WRITTEN TASK. Set down each line of the material that follows, exactly, with no pictures.

[Begin GIVEN RECORDS]

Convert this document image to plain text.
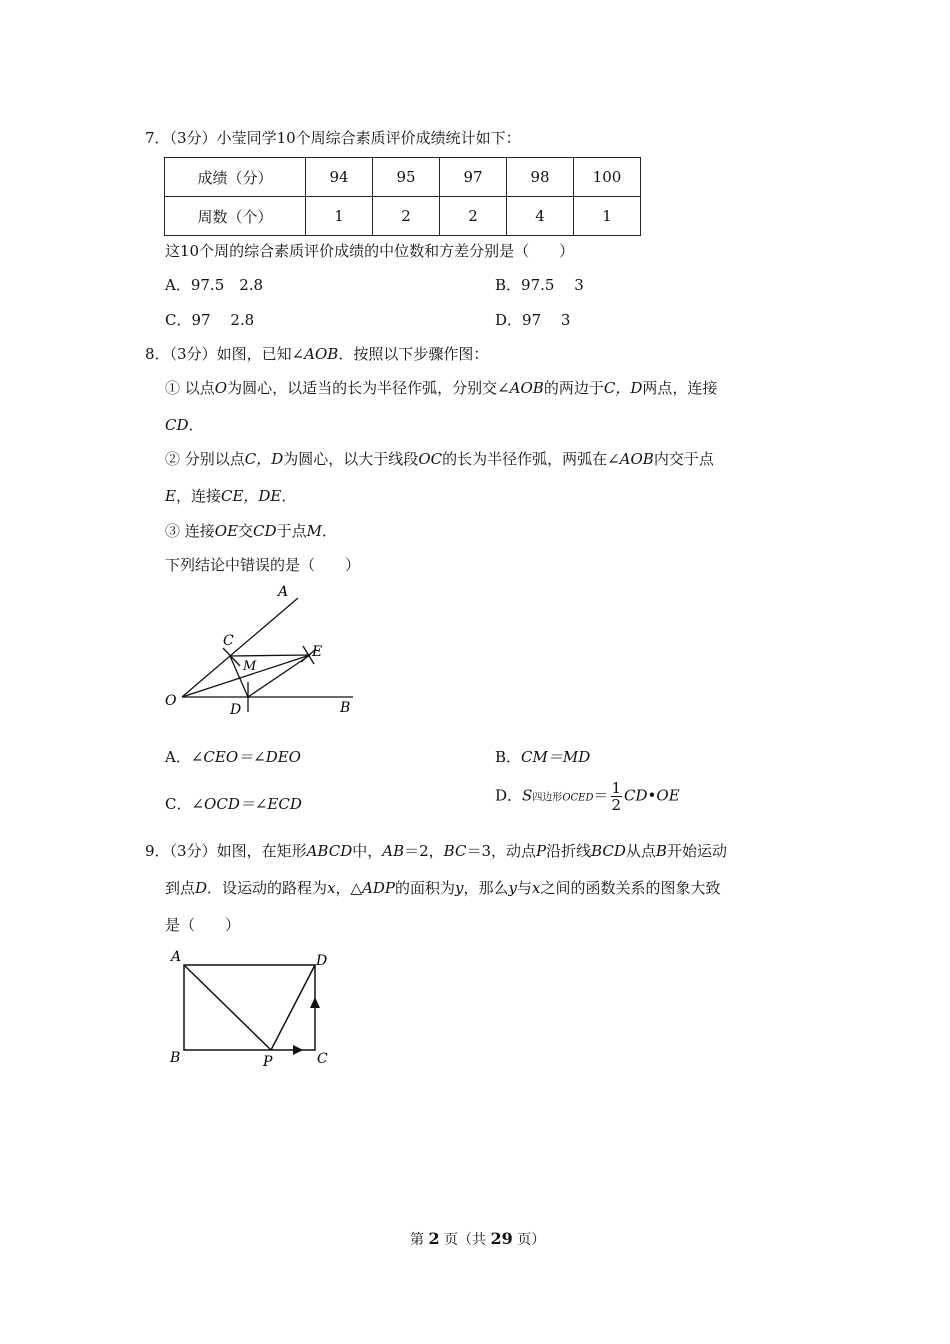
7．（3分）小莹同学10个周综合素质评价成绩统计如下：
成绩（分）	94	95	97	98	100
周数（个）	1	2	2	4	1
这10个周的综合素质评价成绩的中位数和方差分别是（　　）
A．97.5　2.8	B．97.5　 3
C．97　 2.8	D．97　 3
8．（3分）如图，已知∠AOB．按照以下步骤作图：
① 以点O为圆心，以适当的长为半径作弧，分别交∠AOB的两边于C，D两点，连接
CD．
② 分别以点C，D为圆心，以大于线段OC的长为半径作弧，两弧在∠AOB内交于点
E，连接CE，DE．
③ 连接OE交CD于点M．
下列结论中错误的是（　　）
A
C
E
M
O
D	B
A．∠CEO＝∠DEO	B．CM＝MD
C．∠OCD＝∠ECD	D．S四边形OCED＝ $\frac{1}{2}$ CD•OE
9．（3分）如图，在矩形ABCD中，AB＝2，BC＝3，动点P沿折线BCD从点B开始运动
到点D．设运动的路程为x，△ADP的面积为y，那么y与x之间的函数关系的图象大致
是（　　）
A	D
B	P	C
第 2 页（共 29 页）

[End GIVEN RECORDS]

EXPECTED ANSWER.
Convert this document image to plain text.
7．（3分）小莹同学10个周综合素质评价成绩统计如下：
成绩（分）	94	95	97	98	100
周数（个）	1	2	2	4	1
这10个周的综合素质评价成绩的中位数和方差分别是（　　）
A．97.5　2.8	B．97.5　 3
C．97　 2.8	D．97　 3
8．（3分）如图，已知∠AOB．按照以下步骤作图：
① 以点O为圆心，以适当的长为半径作弧，分别交∠AOB的两边于C，D两点，连接
CD．
② 分别以点C，D为圆心，以大于线段OC的长为半径作弧，两弧在∠AOB内交于点
E，连接CE，DE．
③ 连接OE交CD于点M．
下列结论中错误的是（　　）
A
C
E
M
O
D	B
A．∠CEO＝∠DEO	B．CM＝MD
C．∠OCD＝∠ECD	D．S四边形OCED＝ $\frac{1}{2}$ CD•OE
9．（3分）如图，在矩形ABCD中，AB＝2，BC＝3，动点P沿折线BCD从点B开始运动
到点D．设运动的路程为x，△ADP的面积为y，那么y与x之间的函数关系的图象大致
是（　　）
A	D
B	P	C
第 2 页（共 29 页）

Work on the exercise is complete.